What you need to do => In your copy, reproduce the entries exactly as they are, minus the images.

Entries with figure data =>

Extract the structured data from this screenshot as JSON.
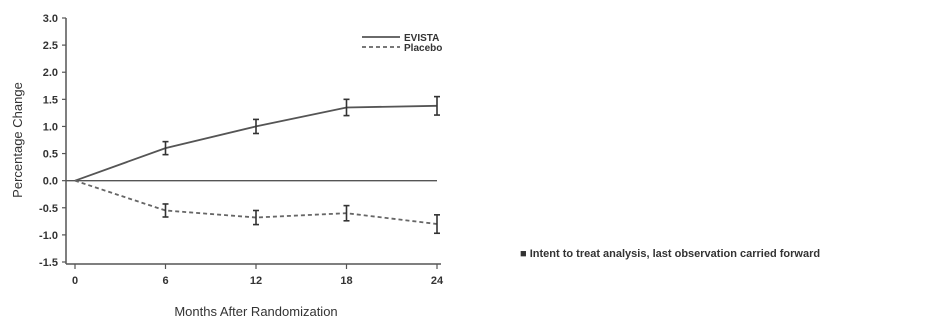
{
  "chart_data": {
    "type": "line",
    "xlabel": "Months After Randomization",
    "ylabel": "Percentage Change",
    "x": [
      0,
      6,
      12,
      18,
      24
    ],
    "xticks": [
      "0",
      "6",
      "12",
      "18",
      "24"
    ],
    "yticks": [
      "3.0",
      "2.5",
      "2.0",
      "1.5",
      "1.0",
      "0.5",
      "0.0",
      "-0.5",
      "-1.0",
      "-1.5"
    ],
    "xlim": [
      0,
      24
    ],
    "ylim": [
      -1.5,
      3.0
    ],
    "grid": false,
    "legend_position": "top-right",
    "series": [
      {
        "name": "EVISTA",
        "style": "solid",
        "color": "#555555",
        "values": [
          0.0,
          0.6,
          1.0,
          1.35,
          1.38
        ],
        "error": [
          0,
          0.12,
          0.13,
          0.15,
          0.17
        ]
      },
      {
        "name": "Placebo",
        "style": "dashed",
        "color": "#666666",
        "values": [
          0.0,
          -0.55,
          -0.68,
          -0.6,
          -0.8
        ],
        "error": [
          0,
          0.12,
          0.13,
          0.14,
          0.17
        ]
      }
    ]
  },
  "footnote": "Intent to treat analysis, last observation carried forward"
}
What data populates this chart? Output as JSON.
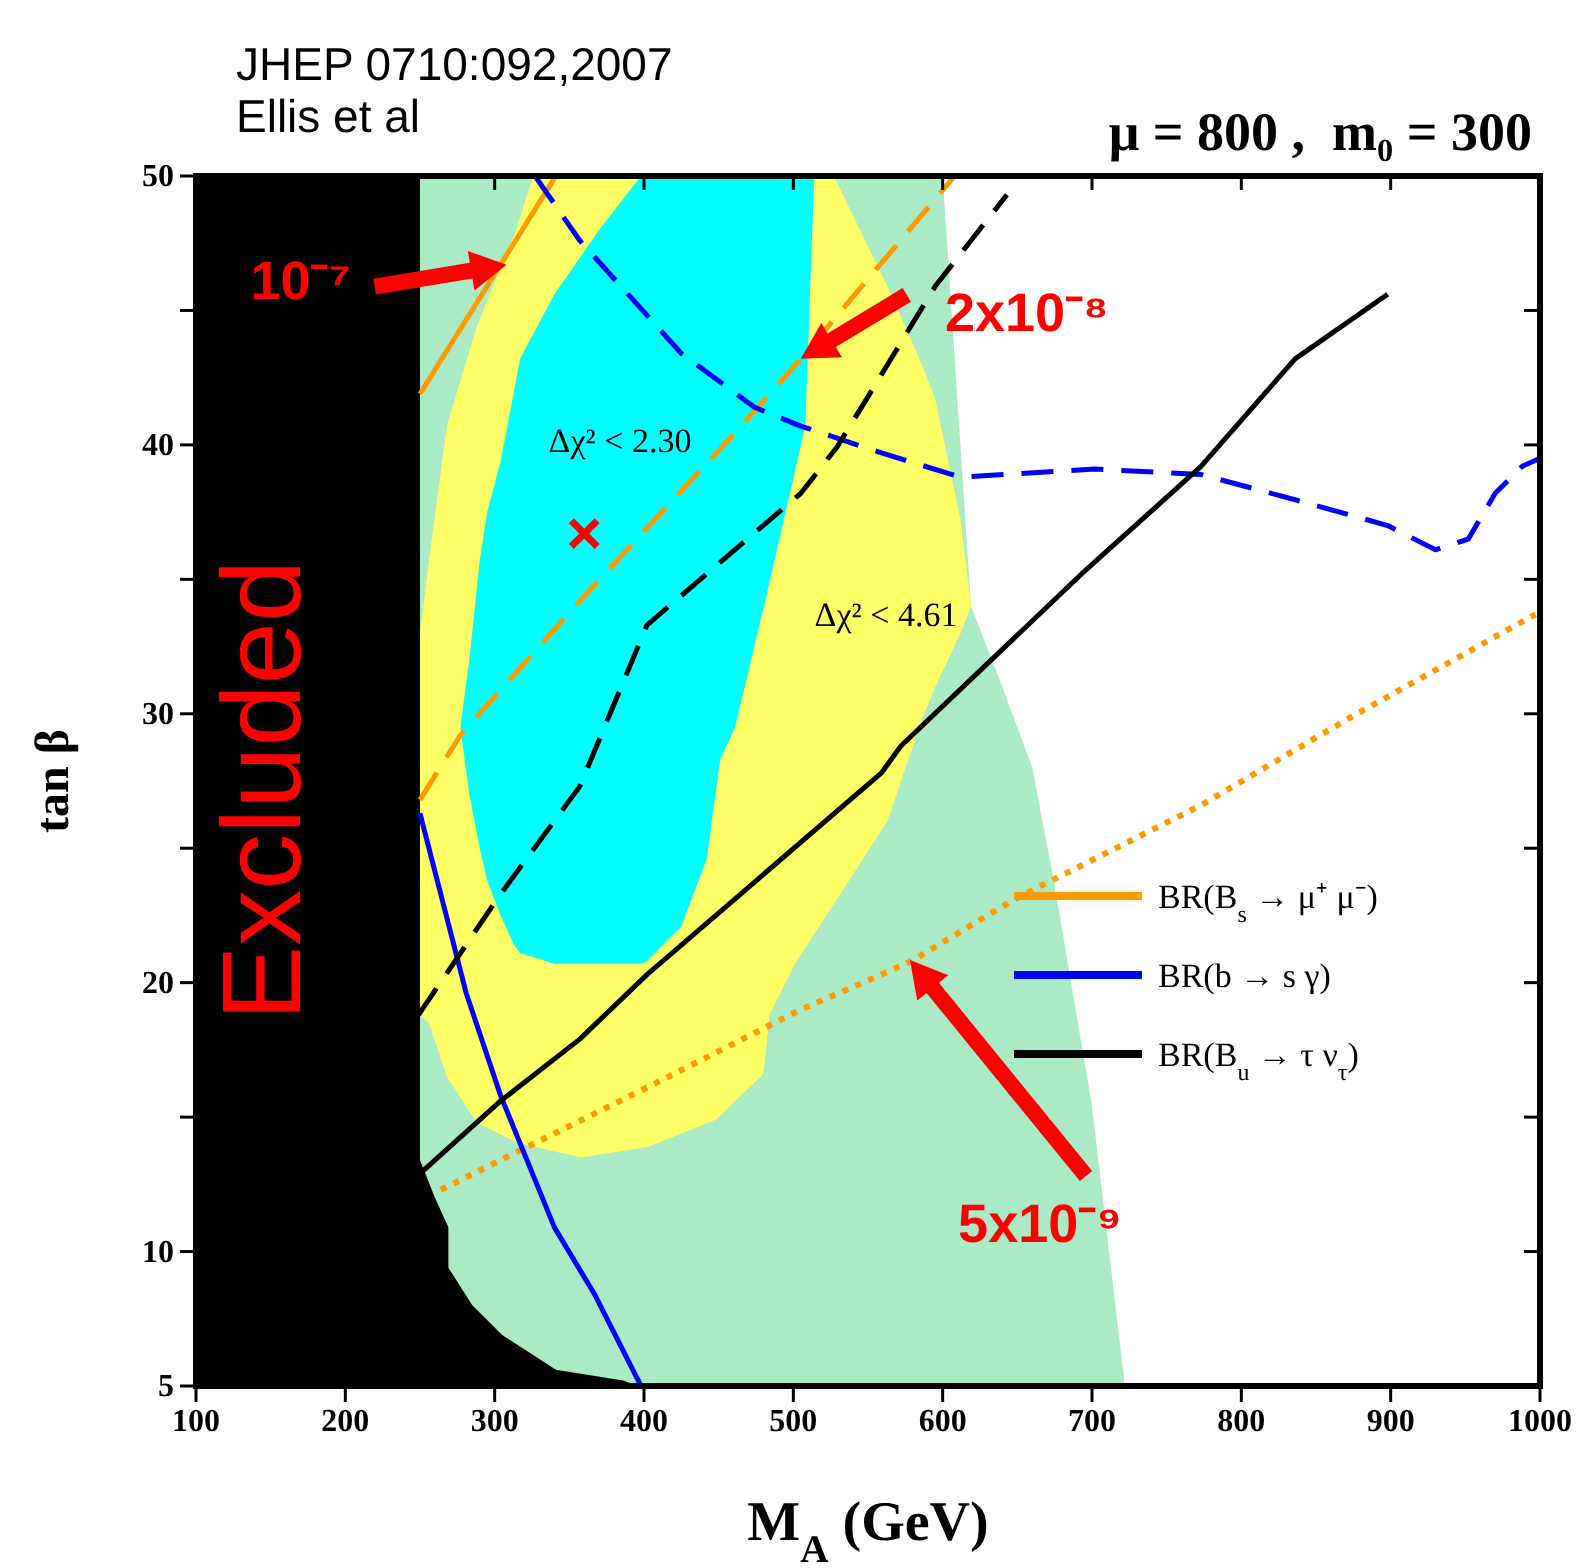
{
  "chart_data": {
    "type": "line",
    "title": "μ = 800 ,  m₀ = 300",
    "xlabel": "M$_{A}$ (GeV)",
    "ylabel": "tan β",
    "xlim": [
      100,
      1000
    ],
    "ylim": [
      5,
      50
    ],
    "xticks": [
      100,
      200,
      300,
      400,
      500,
      600,
      700,
      800,
      900,
      1000
    ],
    "yticks": [
      5,
      10,
      {
        "value": 15,
        "label": null
      },
      20,
      {
        "value": 25,
        "label": null
      },
      30,
      {
        "value": 35,
        "label": null
      },
      40,
      {
        "value": 45,
        "label": null
      },
      50
    ],
    "legend": "right",
    "series": [
      {
        "type": "area",
        "color": "#aaeac4",
        "x": [
          250,
          600,
          619,
          640,
          660,
          675,
          700,
          722,
          250
        ],
        "values": [
          50,
          50,
          34,
          31,
          28,
          23.6,
          15.4,
          5,
          5
        ]
      },
      {
        "type": "area",
        "color": "#ffff66",
        "x": [
          250,
          256,
          268,
          288,
          313,
          326,
          358,
          403,
          448,
          480,
          484,
          502,
          528,
          549,
          563,
          586,
          595,
          612,
          619,
          612,
          595,
          586,
          563,
          549,
          528,
          502,
          484,
          480,
          448,
          403,
          358,
          326,
          313,
          288,
          268,
          256,
          250
        ],
        "values": [
          33,
          35.7,
          40.7,
          44.4,
          47.8,
          50,
          50,
          50,
          50,
          50,
          50,
          50,
          49.9,
          47.5,
          45.9,
          43,
          41.7,
          37.2,
          34,
          33,
          31,
          29.8,
          26,
          24.8,
          23,
          20.8,
          18.8,
          16.6,
          14.9,
          13.9,
          13.5,
          13.9,
          14.1,
          14.8,
          16.5,
          18.5,
          18.8
        ]
      },
      {
        "type": "area",
        "color": "#00ffff",
        "x": [
          277,
          283,
          290,
          295,
          304,
          313,
          317,
          340,
          370,
          398,
          402,
          425,
          442,
          451,
          461,
          482,
          508,
          514,
          508,
          482,
          461,
          451,
          442,
          425,
          402,
          398,
          370,
          340,
          317,
          313,
          304,
          295,
          290,
          283
        ],
        "values": [
          29.5,
          32,
          35.7,
          37.5,
          39.4,
          42,
          43.2,
          45.6,
          48,
          50,
          50,
          50,
          50,
          50,
          50,
          50,
          50,
          50,
          40.7,
          34.4,
          29.5,
          28.3,
          24.6,
          22.1,
          20.8,
          20.7,
          20.7,
          20.7,
          21.1,
          21.4,
          22.5,
          23.8,
          25,
          27
        ]
      },
      {
        "type": "area",
        "color": "#000000",
        "x": [
          100,
          250,
          250,
          260,
          269,
          269,
          285,
          305,
          341,
          386,
          396,
          100
        ],
        "values": [
          50,
          50,
          13.4,
          12,
          10.9,
          9.4,
          8,
          6.9,
          5.6,
          5.2,
          5,
          5
        ]
      },
      {
        "name": "BR(B$_{s}$ → μ⁺ μ⁻)",
        "color": "#ff9900",
        "line_style": "solid",
        "x": [
          250,
          341
        ],
        "values": [
          41.9,
          50
        ]
      },
      {
        "color": "#ff9900",
        "line_style": "dashed",
        "x": [
          250,
          277,
          357,
          465,
          505,
          608
        ],
        "values": [
          26.8,
          29.2,
          34.2,
          40.7,
          43.2,
          50
        ]
      },
      {
        "color": "#ff9900",
        "line_style": "dotted",
        "x": [
          264,
          402,
          505,
          559,
          579,
          648,
          773,
          871,
          997
        ],
        "values": [
          12.3,
          16.1,
          19,
          20.3,
          20.8,
          23.1,
          26.6,
          29.8,
          33.7
        ]
      },
      {
        "name": "BR(b → s γ)",
        "color": "#0000ff",
        "line_style": "solid",
        "x": [
          250,
          281,
          304,
          340,
          367,
          398
        ],
        "values": [
          26.3,
          19.6,
          15.8,
          10.9,
          8.4,
          5
        ]
      },
      {
        "color": "#0000ff",
        "line_style": "dashed",
        "x": [
          327,
          357,
          425,
          474,
          505,
          559,
          612,
          702,
          773,
          840,
          898,
          930,
          952,
          970,
          988,
          1000
        ],
        "values": [
          50,
          47.6,
          43.4,
          41.4,
          40.7,
          39.7,
          38.8,
          39.1,
          38.9,
          37.9,
          37,
          36.1,
          36.5,
          38.2,
          39.2,
          39.5
        ]
      },
      {
        "name": "BR(B$_{u}$ → τ ν$_{τ}$)",
        "color": "#000000",
        "line_style": "solid",
        "x": [
          250,
          304,
          357,
          402,
          559,
          572,
          693,
          773,
          836,
          898
        ],
        "values": [
          12.9,
          15.6,
          17.9,
          20.3,
          27.8,
          28.8,
          35.2,
          39.2,
          43.2,
          45.6
        ]
      },
      {
        "color": "#000000",
        "line_style": "dashed",
        "x": [
          249,
          304,
          357,
          402,
          505,
          529,
          549,
          595,
          643
        ],
        "values": [
          18.8,
          23.3,
          27.3,
          33.3,
          38.2,
          39.9,
          41.7,
          45.9,
          49.3
        ]
      },
      {
        "type": "scatter",
        "color": "#ff0000",
        "marker": "cross",
        "x": [
          360
        ],
        "values": [
          36.7
        ]
      }
    ],
    "annotations": [
      "JHEP 0710:092,2007",
      "Ellis et al",
      "Excluded",
      "Δχ² < 2.30",
      "Δχ² < 4.61",
      {
        "text": "10⁻⁷",
        "x": 308,
        "y": 46.7
      },
      {
        "text": "2x10⁻⁸",
        "x": 505,
        "y": 43.2
      },
      "5x10⁻⁹"
    ]
  }
}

Expected answer =>
Extract the structured data from this screenshot as JSON.
{
  "chart_data": {
    "type": "line",
    "xlabel": "Months After Randomization",
    "ylabel": "Percentage Change",
    "x": [
      0,
      6,
      12,
      18,
      24
    ],
    "xticks": [
      "0",
      "6",
      "12",
      "18",
      "24"
    ],
    "yticks": [
      "3.0",
      "2.5",
      "2.0",
      "1.5",
      "1.0",
      "0.5",
      "0.0",
      "-0.5",
      "-1.0",
      "-1.5"
    ],
    "xlim": [
      0,
      24
    ],
    "ylim": [
      -1.5,
      3.0
    ],
    "grid": false,
    "legend_position": "top-right",
    "series": [
      {
        "name": "EVISTA",
        "style": "solid",
        "color": "#555555",
        "values": [
          0.0,
          0.6,
          1.0,
          1.35,
          1.38
        ],
        "error": [
          0,
          0.12,
          0.13,
          0.15,
          0.17
        ]
      },
      {
        "name": "Placebo",
        "style": "dashed",
        "color": "#666666",
        "values": [
          0.0,
          -0.55,
          -0.68,
          -0.6,
          -0.8
        ],
        "error": [
          0,
          0.12,
          0.13,
          0.14,
          0.17
        ]
      }
    ]
  },
  "footnote": "Intent to treat analysis, last observation carried forward"
}
What data populates this chart? Output as JSON.
{
  "chart_data": {
    "type": "line",
    "title": "μ = 800 ,  m₀ = 300",
    "xlabel": "M$_{A}$ (GeV)",
    "ylabel": "tan β",
    "xlim": [
      100,
      1000
    ],
    "ylim": [
      5,
      50
    ],
    "xticks": [
      100,
      200,
      300,
      400,
      500,
      600,
      700,
      800,
      900,
      1000
    ],
    "yticks": [
      5,
      10,
      {
        "value": 15,
        "label": null
      },
      20,
      {
        "value": 25,
        "label": null
      },
      30,
      {
        "value": 35,
        "label": null
      },
      40,
      {
        "value": 45,
        "label": null
      },
      50
    ],
    "legend": "right",
    "series": [
      {
        "type": "area",
        "color": "#aaeac4",
        "x": [
          250,
          600,
          619,
          640,
          660,
          675,
          700,
          722,
          250
        ],
        "values": [
          50,
          50,
          34,
          31,
          28,
          23.6,
          15.4,
          5,
          5
        ]
      },
      {
        "type": "area",
        "color": "#ffff66",
        "x": [
          250,
          256,
          268,
          288,
          313,
          326,
          358,
          403,
          448,
          480,
          484,
          502,
          528,
          549,
          563,
          586,
          595,
          612,
          619,
          612,
          595,
          586,
          563,
          549,
          528,
          502,
          484,
          480,
          448,
          403,
          358,
          326,
          313,
          288,
          268,
          256,
          250
        ],
        "values": [
          33,
          35.7,
          40.7,
          44.4,
          47.8,
          50,
          50,
          50,
          50,
          50,
          50,
          50,
          49.9,
          47.5,
          45.9,
          43,
          41.7,
          37.2,
          34,
          33,
          31,
          29.8,
          26,
          24.8,
          23,
          20.8,
          18.8,
          16.6,
          14.9,
          13.9,
          13.5,
          13.9,
          14.1,
          14.8,
          16.5,
          18.5,
          18.8
        ]
      },
      {
        "type": "area",
        "color": "#00ffff",
        "x": [
          277,
          283,
          290,
          295,
          304,
          313,
          317,
          340,
          370,
          398,
          402,
          425,
          442,
          451,
          461,
          482,
          508,
          514,
          508,
          482,
          461,
          451,
          442,
          425,
          402,
          398,
          370,
          340,
          317,
          313,
          304,
          295,
          290,
          283
        ],
        "values": [
          29.5,
          32,
          35.7,
          37.5,
          39.4,
          42,
          43.2,
          45.6,
          48,
          50,
          50,
          50,
          50,
          50,
          50,
          50,
          50,
          50,
          40.7,
          34.4,
          29.5,
          28.3,
          24.6,
          22.1,
          20.8,
          20.7,
          20.7,
          20.7,
          21.1,
          21.4,
          22.5,
          23.8,
          25,
          27
        ]
      },
      {
        "type": "area",
        "color": "#000000",
        "x": [
          100,
          250,
          250,
          260,
          269,
          269,
          285,
          305,
          341,
          386,
          396,
          100
        ],
        "values": [
          50,
          50,
          13.4,
          12,
          10.9,
          9.4,
          8,
          6.9,
          5.6,
          5.2,
          5,
          5
        ]
      },
      {
        "name": "BR(B$_{s}$ → μ⁺ μ⁻)",
        "color": "#ff9900",
        "line_style": "solid",
        "x": [
          250,
          341
        ],
        "values": [
          41.9,
          50
        ]
      },
      {
        "color": "#ff9900",
        "line_style": "dashed",
        "x": [
          250,
          277,
          357,
          465,
          505,
          608
        ],
        "values": [
          26.8,
          29.2,
          34.2,
          40.7,
          43.2,
          50
        ]
      },
      {
        "color": "#ff9900",
        "line_style": "dotted",
        "x": [
          264,
          402,
          505,
          559,
          579,
          648,
          773,
          871,
          997
        ],
        "values": [
          12.3,
          16.1,
          19,
          20.3,
          20.8,
          23.1,
          26.6,
          29.8,
          33.7
        ]
      },
      {
        "name": "BR(b → s γ)",
        "color": "#0000ff",
        "line_style": "solid",
        "x": [
          250,
          281,
          304,
          340,
          367,
          398
        ],
        "values": [
          26.3,
          19.6,
          15.8,
          10.9,
          8.4,
          5
        ]
      },
      {
        "color": "#0000ff",
        "line_style": "dashed",
        "x": [
          327,
          357,
          425,
          474,
          505,
          559,
          612,
          702,
          773,
          840,
          898,
          930,
          952,
          970,
          988,
          1000
        ],
        "values": [
          50,
          47.6,
          43.4,
          41.4,
          40.7,
          39.7,
          38.8,
          39.1,
          38.9,
          37.9,
          37,
          36.1,
          36.5,
          38.2,
          39.2,
          39.5
        ]
      },
      {
        "name": "BR(B$_{u}$ → τ ν$_{τ}$)",
        "color": "#000000",
        "line_style": "solid",
        "x": [
          250,
          304,
          357,
          402,
          559,
          572,
          693,
          773,
          836,
          898
        ],
        "values": [
          12.9,
          15.6,
          17.9,
          20.3,
          27.8,
          28.8,
          35.2,
          39.2,
          43.2,
          45.6
        ]
      },
      {
        "color": "#000000",
        "line_style": "dashed",
        "x": [
          249,
          304,
          357,
          402,
          505,
          529,
          549,
          595,
          643
        ],
        "values": [
          18.8,
          23.3,
          27.3,
          33.3,
          38.2,
          39.9,
          41.7,
          45.9,
          49.3
        ]
      },
      {
        "type": "scatter",
        "color": "#ff0000",
        "marker": "cross",
        "x": [
          360
        ],
        "values": [
          36.7
        ]
      }
    ],
    "annotations": [
      "JHEP 0710:092,2007",
      "Ellis et al",
      "Excluded",
      "Δχ² < 2.30",
      "Δχ² < 4.61",
      {
        "text": "10⁻⁷",
        "x": 308,
        "y": 46.7
      },
      {
        "text": "2x10⁻⁸",
        "x": 505,
        "y": 43.2
      },
      "5x10⁻⁹"
    ]
  }
}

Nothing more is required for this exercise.